## Start Records for this task
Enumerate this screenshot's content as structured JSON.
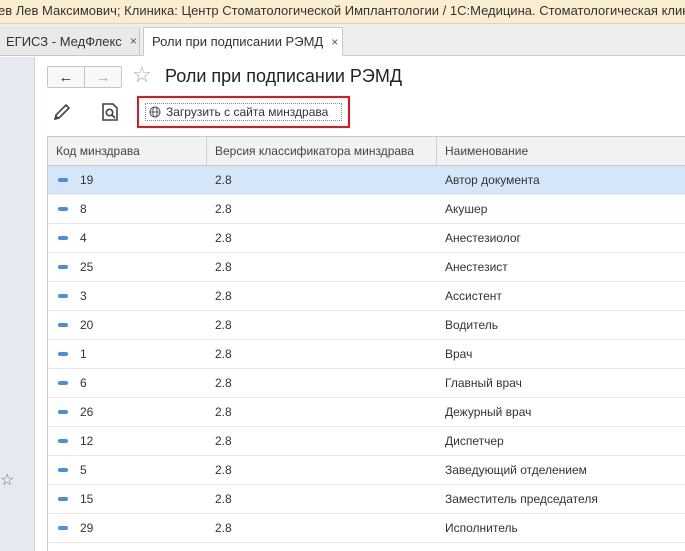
{
  "window": {
    "title": "ев Лев Максимович; Клиника: Центр Стоматологической Имплантологии / 1С:Медицина. Стоматологическая клиника"
  },
  "tabs": [
    {
      "label": "ЕГИСЗ - МедФлекс",
      "close": "×"
    },
    {
      "label": "Роли при подписании РЭМД",
      "close": "×"
    }
  ],
  "nav": {
    "back": "←",
    "forward": "→"
  },
  "page": {
    "title": "Роли при подписании РЭМД"
  },
  "toolbar": {
    "load_label": "Загрузить с сайта минздрава",
    "edit_icon": "pencil-icon",
    "search_icon": "document-search-icon"
  },
  "table": {
    "headers": [
      "Код минздрава",
      "Версия классификатора минздрава",
      "Наименование"
    ],
    "rows": [
      {
        "code": "19",
        "version": "2.8",
        "name": "Автор документа"
      },
      {
        "code": "8",
        "version": "2.8",
        "name": "Акушер"
      },
      {
        "code": "4",
        "version": "2.8",
        "name": "Анестезиолог"
      },
      {
        "code": "25",
        "version": "2.8",
        "name": "Анестезист"
      },
      {
        "code": "3",
        "version": "2.8",
        "name": "Ассистент"
      },
      {
        "code": "20",
        "version": "2.8",
        "name": "Водитель"
      },
      {
        "code": "1",
        "version": "2.8",
        "name": "Врач"
      },
      {
        "code": "6",
        "version": "2.8",
        "name": "Главный врач"
      },
      {
        "code": "26",
        "version": "2.8",
        "name": "Дежурный врач"
      },
      {
        "code": "12",
        "version": "2.8",
        "name": "Диспетчер"
      },
      {
        "code": "5",
        "version": "2.8",
        "name": "Заведующий отделением"
      },
      {
        "code": "15",
        "version": "2.8",
        "name": "Заместитель председателя"
      },
      {
        "code": "29",
        "version": "2.8",
        "name": "Исполнитель"
      }
    ]
  },
  "colors": {
    "accent": "#4a8fd8",
    "selected_row": "#d5e6f9",
    "highlight_border": "#e01a1a",
    "titlebar": "#fbeed0"
  }
}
## End Records for this task
Goal — Identify all lines in the records above with the word "минздрава".

Task output —
    "load_label": "Загрузить с сайта минздрава",
      "Код минздрава",
      "Версия классификатора минздрава",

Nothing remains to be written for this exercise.